[Dataset records]

----------

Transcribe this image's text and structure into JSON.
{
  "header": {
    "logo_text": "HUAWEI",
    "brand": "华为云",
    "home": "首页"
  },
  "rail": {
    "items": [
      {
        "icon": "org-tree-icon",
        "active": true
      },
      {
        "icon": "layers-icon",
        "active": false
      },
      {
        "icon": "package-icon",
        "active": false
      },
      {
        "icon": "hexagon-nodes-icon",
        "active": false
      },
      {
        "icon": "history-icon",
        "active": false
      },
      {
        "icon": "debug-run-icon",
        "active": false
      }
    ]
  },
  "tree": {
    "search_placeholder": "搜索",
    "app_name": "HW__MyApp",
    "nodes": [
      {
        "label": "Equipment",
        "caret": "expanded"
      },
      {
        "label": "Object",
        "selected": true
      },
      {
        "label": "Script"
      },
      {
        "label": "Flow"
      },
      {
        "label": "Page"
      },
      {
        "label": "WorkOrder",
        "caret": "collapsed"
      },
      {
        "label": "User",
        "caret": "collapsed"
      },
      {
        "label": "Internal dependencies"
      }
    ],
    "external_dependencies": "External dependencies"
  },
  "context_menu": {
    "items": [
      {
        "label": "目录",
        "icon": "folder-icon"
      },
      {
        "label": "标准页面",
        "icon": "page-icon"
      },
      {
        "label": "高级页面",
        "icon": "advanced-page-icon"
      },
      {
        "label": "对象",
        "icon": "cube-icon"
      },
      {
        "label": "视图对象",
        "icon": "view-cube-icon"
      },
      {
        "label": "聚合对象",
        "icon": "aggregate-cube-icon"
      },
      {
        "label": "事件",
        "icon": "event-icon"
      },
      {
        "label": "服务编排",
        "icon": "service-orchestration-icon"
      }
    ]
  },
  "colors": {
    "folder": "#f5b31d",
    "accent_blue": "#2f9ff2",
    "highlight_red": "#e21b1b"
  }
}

----------

* [PROBLEM TO SOLVE] Return every line above in which the string "cube" occurs.

* [FINISHED ANSWER]
        "icon": "cube-icon"
        "icon": "view-cube-icon"
        "icon": "aggregate-cube-icon"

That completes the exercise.